··· Material provided ···
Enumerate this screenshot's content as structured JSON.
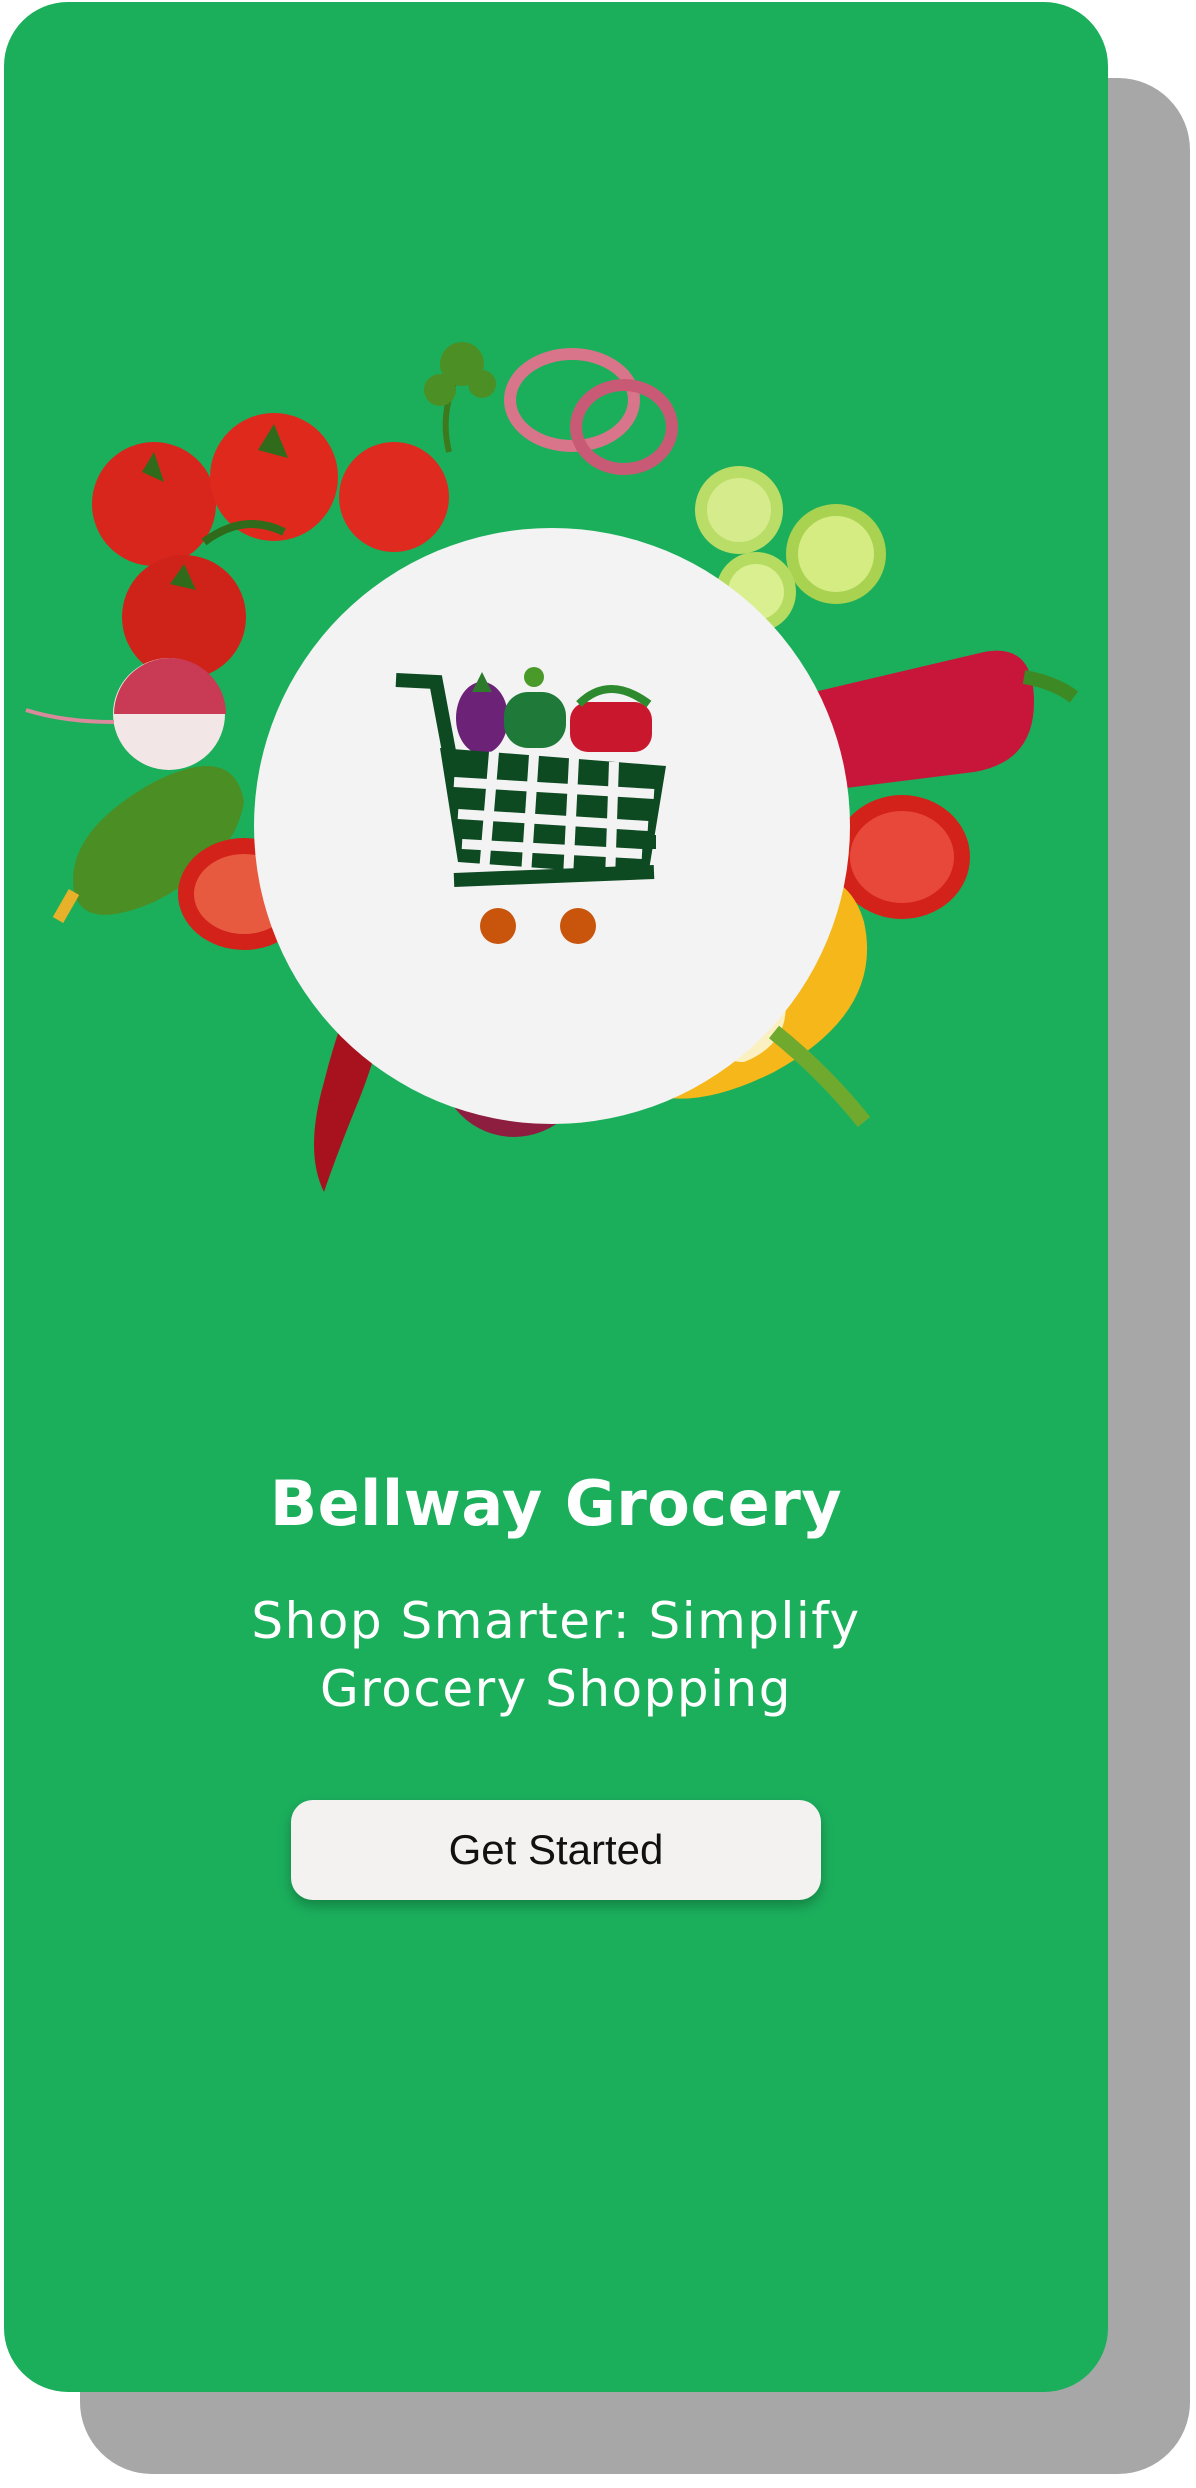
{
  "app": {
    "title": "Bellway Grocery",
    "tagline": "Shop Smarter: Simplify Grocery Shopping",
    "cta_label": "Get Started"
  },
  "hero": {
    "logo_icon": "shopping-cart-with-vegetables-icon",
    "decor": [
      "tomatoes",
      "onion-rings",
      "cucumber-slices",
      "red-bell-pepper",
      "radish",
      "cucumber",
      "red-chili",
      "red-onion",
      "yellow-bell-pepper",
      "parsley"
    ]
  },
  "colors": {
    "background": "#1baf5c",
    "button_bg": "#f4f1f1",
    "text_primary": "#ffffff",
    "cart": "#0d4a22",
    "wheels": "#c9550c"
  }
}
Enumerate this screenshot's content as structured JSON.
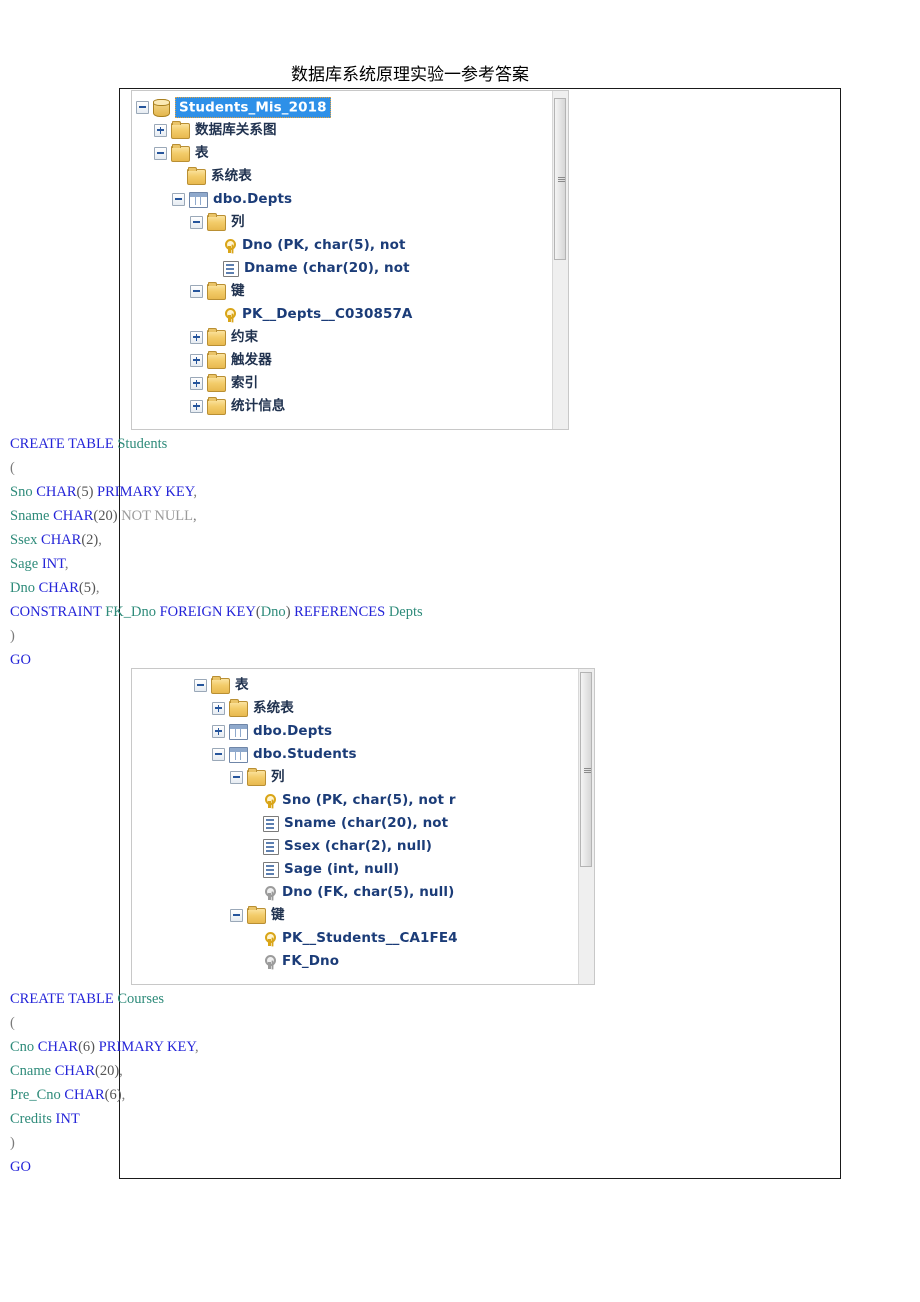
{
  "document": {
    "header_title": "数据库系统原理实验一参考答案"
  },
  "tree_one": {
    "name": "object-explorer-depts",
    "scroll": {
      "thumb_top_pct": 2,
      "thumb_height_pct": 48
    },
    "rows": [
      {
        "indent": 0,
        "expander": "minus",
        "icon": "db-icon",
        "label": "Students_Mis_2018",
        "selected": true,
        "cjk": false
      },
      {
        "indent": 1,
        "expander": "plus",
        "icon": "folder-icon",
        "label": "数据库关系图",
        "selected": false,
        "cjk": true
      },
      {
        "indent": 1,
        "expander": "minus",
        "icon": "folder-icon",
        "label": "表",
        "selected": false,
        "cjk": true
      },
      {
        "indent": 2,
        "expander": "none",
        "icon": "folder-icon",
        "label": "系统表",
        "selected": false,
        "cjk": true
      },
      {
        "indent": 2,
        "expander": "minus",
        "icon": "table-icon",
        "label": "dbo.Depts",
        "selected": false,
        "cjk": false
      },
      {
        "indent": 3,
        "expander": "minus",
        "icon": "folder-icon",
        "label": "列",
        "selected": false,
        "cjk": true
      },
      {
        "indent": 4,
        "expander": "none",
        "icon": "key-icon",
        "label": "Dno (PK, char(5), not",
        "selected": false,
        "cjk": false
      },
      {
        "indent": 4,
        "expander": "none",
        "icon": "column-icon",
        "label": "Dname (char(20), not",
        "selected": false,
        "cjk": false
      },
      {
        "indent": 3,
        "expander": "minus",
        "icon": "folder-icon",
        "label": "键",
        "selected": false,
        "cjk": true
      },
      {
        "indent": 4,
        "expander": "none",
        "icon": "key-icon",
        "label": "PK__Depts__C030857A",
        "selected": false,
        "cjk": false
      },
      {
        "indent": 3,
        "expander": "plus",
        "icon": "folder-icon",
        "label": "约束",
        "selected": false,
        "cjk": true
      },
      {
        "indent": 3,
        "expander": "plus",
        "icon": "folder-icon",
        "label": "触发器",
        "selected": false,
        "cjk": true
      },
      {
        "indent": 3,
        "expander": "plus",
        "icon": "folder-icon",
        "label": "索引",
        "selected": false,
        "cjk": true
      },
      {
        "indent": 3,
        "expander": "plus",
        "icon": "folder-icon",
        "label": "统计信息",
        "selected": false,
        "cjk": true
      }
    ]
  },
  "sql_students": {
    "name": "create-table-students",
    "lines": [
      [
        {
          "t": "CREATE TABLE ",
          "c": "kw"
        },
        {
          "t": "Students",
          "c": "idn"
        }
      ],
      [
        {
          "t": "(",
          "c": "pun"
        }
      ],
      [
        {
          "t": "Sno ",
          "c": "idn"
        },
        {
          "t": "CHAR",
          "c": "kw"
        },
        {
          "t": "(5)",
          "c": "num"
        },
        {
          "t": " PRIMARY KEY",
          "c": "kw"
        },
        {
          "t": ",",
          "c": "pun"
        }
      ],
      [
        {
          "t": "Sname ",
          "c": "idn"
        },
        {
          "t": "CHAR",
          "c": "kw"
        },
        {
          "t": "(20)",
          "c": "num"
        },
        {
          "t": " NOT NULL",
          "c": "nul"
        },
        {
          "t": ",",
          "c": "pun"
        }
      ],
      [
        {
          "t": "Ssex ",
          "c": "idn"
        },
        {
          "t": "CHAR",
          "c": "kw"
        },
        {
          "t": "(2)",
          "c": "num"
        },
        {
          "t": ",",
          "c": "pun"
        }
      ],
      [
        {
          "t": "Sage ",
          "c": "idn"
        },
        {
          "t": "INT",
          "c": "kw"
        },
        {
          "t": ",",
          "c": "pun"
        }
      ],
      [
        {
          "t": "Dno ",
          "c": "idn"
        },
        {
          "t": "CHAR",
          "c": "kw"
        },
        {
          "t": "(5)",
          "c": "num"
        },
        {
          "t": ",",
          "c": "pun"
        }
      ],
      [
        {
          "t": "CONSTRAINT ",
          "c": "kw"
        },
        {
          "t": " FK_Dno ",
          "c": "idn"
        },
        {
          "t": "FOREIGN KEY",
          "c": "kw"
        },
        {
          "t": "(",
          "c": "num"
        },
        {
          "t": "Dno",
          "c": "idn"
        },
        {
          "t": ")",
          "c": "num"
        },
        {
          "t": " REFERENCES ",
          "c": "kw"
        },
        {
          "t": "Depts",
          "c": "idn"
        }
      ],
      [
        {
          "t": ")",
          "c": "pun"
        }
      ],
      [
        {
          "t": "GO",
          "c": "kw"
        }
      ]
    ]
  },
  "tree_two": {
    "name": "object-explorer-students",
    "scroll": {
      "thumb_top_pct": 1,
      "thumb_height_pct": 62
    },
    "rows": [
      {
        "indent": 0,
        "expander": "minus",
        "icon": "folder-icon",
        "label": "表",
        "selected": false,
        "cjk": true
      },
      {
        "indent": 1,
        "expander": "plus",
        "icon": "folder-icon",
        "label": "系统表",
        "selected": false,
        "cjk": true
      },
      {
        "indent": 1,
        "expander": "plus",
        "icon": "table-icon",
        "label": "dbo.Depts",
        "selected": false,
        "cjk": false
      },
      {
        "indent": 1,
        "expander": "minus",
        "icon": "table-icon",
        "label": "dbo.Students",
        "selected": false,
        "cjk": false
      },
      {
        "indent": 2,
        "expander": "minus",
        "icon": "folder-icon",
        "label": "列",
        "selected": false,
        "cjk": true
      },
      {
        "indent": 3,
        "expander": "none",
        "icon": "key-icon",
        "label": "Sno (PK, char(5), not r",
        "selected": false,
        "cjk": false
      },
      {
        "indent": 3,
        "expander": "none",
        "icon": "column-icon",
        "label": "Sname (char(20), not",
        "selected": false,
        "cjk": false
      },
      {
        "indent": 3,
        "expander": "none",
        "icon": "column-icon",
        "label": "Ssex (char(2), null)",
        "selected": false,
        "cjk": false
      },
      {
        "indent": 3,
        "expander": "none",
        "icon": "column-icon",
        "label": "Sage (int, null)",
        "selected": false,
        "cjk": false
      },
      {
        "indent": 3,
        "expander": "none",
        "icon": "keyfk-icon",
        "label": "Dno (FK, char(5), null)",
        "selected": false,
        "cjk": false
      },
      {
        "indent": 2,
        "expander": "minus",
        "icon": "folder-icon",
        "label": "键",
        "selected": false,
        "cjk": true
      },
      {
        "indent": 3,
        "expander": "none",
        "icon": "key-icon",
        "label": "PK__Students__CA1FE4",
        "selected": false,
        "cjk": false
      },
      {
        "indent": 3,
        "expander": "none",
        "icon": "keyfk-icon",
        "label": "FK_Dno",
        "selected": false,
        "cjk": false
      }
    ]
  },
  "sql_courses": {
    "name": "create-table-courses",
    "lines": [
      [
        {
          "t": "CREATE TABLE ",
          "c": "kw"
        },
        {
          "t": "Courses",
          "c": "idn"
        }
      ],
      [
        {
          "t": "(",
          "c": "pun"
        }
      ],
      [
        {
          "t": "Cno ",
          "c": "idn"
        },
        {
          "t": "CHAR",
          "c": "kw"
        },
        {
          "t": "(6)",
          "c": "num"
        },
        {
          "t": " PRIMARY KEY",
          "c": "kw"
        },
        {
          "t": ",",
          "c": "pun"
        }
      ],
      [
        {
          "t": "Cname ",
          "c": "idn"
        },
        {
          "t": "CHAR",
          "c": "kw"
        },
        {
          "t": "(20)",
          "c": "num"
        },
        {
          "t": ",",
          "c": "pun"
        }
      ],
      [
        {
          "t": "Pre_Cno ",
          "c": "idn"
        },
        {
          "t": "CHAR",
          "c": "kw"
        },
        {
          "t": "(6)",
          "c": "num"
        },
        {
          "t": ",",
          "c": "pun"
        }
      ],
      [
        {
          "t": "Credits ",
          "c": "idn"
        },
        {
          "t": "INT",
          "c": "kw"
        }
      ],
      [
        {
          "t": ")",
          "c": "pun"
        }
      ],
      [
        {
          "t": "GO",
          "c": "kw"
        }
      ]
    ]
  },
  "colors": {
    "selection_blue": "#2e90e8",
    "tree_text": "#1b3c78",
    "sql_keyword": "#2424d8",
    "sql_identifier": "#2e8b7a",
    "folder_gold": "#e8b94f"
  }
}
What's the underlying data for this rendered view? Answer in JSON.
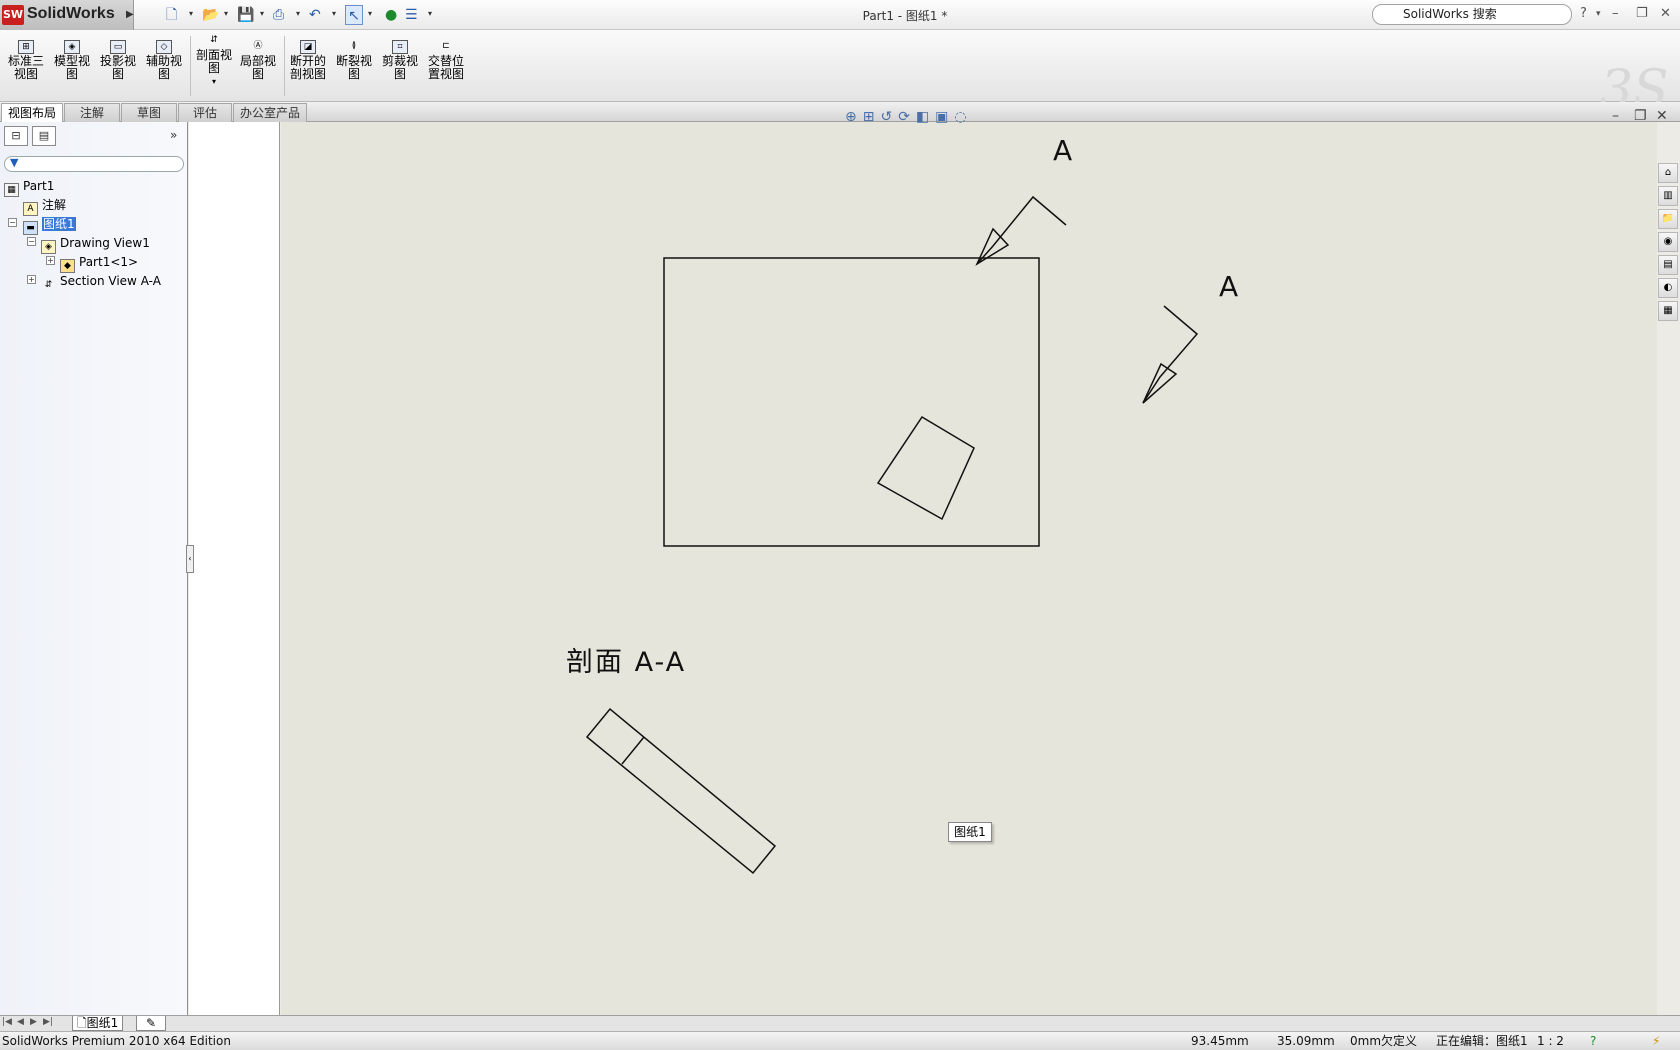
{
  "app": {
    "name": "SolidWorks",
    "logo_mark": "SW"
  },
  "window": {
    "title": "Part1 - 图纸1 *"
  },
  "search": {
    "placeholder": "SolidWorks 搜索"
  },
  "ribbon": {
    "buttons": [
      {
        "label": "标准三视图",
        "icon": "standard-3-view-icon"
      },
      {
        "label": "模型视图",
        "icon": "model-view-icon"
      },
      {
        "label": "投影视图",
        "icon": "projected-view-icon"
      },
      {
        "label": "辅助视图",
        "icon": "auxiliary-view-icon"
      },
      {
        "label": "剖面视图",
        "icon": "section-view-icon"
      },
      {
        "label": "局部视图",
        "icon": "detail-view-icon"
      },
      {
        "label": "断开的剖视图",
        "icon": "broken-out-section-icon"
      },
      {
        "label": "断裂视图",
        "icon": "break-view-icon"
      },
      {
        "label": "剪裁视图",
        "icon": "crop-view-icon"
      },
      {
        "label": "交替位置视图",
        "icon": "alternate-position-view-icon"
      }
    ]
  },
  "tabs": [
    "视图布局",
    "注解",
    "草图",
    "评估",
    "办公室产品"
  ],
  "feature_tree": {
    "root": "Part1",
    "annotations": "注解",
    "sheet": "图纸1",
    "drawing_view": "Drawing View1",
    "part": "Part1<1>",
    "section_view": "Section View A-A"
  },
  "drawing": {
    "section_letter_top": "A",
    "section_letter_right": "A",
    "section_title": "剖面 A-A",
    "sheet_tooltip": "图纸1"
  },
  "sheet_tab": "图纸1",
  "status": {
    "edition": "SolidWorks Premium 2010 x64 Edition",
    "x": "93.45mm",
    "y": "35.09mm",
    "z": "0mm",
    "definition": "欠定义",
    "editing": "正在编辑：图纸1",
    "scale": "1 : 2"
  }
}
···
Sift the material for lines with the string "cart". Copy each one found.

■ **Exercise solution**
    "logo_icon": "shopping-cart-with-vegetables-icon",
    "cart": "#0d4a22",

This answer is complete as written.